→ SOURCE DATA

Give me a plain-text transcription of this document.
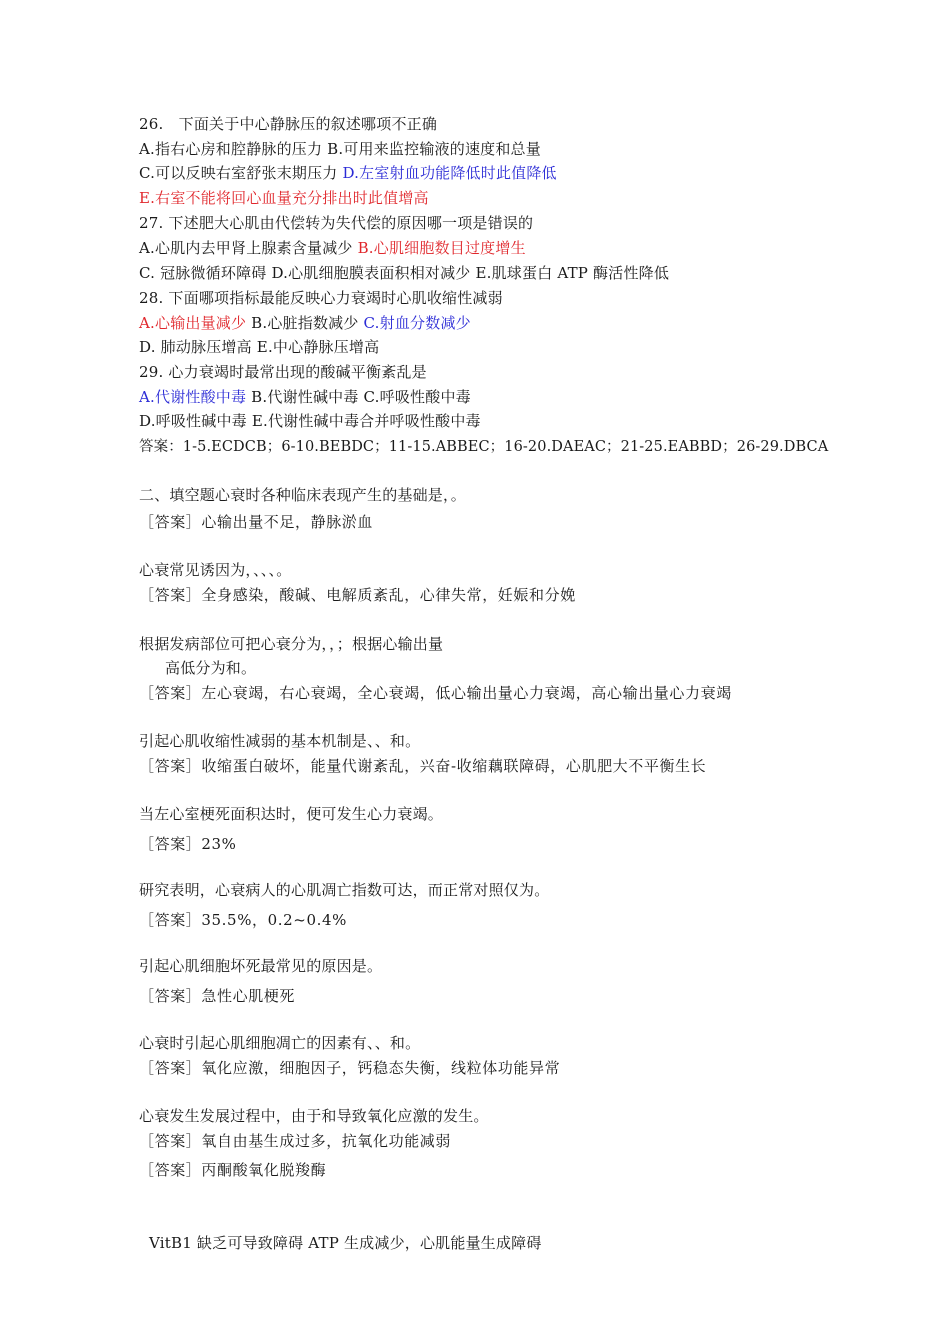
26.　下面关于中心静脉压的叙述哪项不正确
A.指右心房和腔静脉的压力 B.可用来监控输液的速度和总量
C.可以反映右室舒张末期压力 D.左室射血功能降低时此值降低
E.右室不能将回心血量充分排出时此值增高
27. 下述肥大心肌由代偿转为失代偿的原因哪一项是错误的
A.心肌内去甲肾上腺素含量减少 B.心肌细胞数目过度增生
C. 冠脉微循环障碍 D.心肌细胞膜表面积相对减少 E.肌球蛋白 ATP 酶活性降低
28. 下面哪项指标最能反映心力衰竭时心肌收缩性减弱
A.心输出量减少 B.心脏指数减少 C.射血分数减少
D. 肺动脉压增高 E.中心静脉压增高
29. 心力衰竭时最常出现的酸碱平衡紊乱是
A.代谢性酸中毒 B.代谢性碱中毒 C.呼吸性酸中毒
D.呼吸性碱中毒 E.代谢性碱中毒合并呼吸性酸中毒
答案：1-5.ECDCB；6-10.BEBDC；11-15.ABBEC；16-20.DAEAC；21-25.EABBD；26-29.DBCA
二、填空题心衰时各种临床表现产生的基础是，。
［答案］心输出量不足，静脉淤血
心衰常见诱因为，、、、。
［答案］全身感染，酸碱、电解质紊乱，心律失常，妊娠和分娩
根据发病部位可把心衰分为，，；根据心输出量
高低分为和。
［答案］左心衰竭，右心衰竭，全心衰竭，低心输出量心力衰竭，高心输出量心力衰竭
引起心肌收缩性减弱的基本机制是、、和。
［答案］收缩蛋白破坏，能量代谢紊乱，兴奋-收缩藕联障碍，心肌肥大不平衡生长
当左心室梗死面积达时，便可发生心力衰竭。
［答案］23%
研究表明，心衰病人的心肌凋亡指数可达，而正常对照仅为。
［答案］35.5%，0.2~0.4%
引起心肌细胞坏死最常见的原因是。
［答案］急性心肌梗死
心衰时引起心肌细胞凋亡的因素有、、和。
［答案］氧化应激，细胞因子，钙稳态失衡，线粒体功能异常
心衰发生发展过程中，由于和导致氧化应激的发生。
［答案］氧自由基生成过多，抗氧化功能减弱
［答案］丙酮酸氧化脱羧酶
VitB1 缺乏可导致障碍 ATP 生成减少，心肌能量生成障碍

→ WHAT IS EXPECTED
Without including any picture, repeat the data exactly.

→ RESPONSE TO THE EXERCISE
Give me a plain-text transcription of this document.
26.　下面关于中心静脉压的叙述哪项不正确
A.指右心房和腔静脉的压力 B.可用来监控输液的速度和总量
C.可以反映右室舒张末期压力 D.左室射血功能降低时此值降低
E.右室不能将回心血量充分排出时此值增高
27. 下述肥大心肌由代偿转为失代偿的原因哪一项是错误的
A.心肌内去甲肾上腺素含量减少 B.心肌细胞数目过度增生
C. 冠脉微循环障碍 D.心肌细胞膜表面积相对减少 E.肌球蛋白 ATP 酶活性降低
28. 下面哪项指标最能反映心力衰竭时心肌收缩性减弱
A.心输出量减少 B.心脏指数减少 C.射血分数减少
D. 肺动脉压增高 E.中心静脉压增高
29. 心力衰竭时最常出现的酸碱平衡紊乱是
A.代谢性酸中毒 B.代谢性碱中毒 C.呼吸性酸中毒
D.呼吸性碱中毒 E.代谢性碱中毒合并呼吸性酸中毒
答案：1-5.ECDCB；6-10.BEBDC；11-15.ABBEC；16-20.DAEAC；21-25.EABBD；26-29.DBCA
二、填空题心衰时各种临床表现产生的基础是，。
［答案］心输出量不足，静脉淤血
心衰常见诱因为，、、、。
［答案］全身感染，酸碱、电解质紊乱，心律失常，妊娠和分娩
根据发病部位可把心衰分为，，；根据心输出量
高低分为和。
［答案］左心衰竭，右心衰竭，全心衰竭，低心输出量心力衰竭，高心输出量心力衰竭
引起心肌收缩性减弱的基本机制是、、和。
［答案］收缩蛋白破坏，能量代谢紊乱，兴奋-收缩藕联障碍，心肌肥大不平衡生长
当左心室梗死面积达时，便可发生心力衰竭。
［答案］23%
研究表明，心衰病人的心肌凋亡指数可达，而正常对照仅为。
［答案］35.5%，0.2~0.4%
引起心肌细胞坏死最常见的原因是。
［答案］急性心肌梗死
心衰时引起心肌细胞凋亡的因素有、、和。
［答案］氧化应激，细胞因子，钙稳态失衡，线粒体功能异常
心衰发生发展过程中，由于和导致氧化应激的发生。
［答案］氧自由基生成过多，抗氧化功能减弱
［答案］丙酮酸氧化脱羧酶
VitB1 缺乏可导致障碍 ATP 生成减少，心肌能量生成障碍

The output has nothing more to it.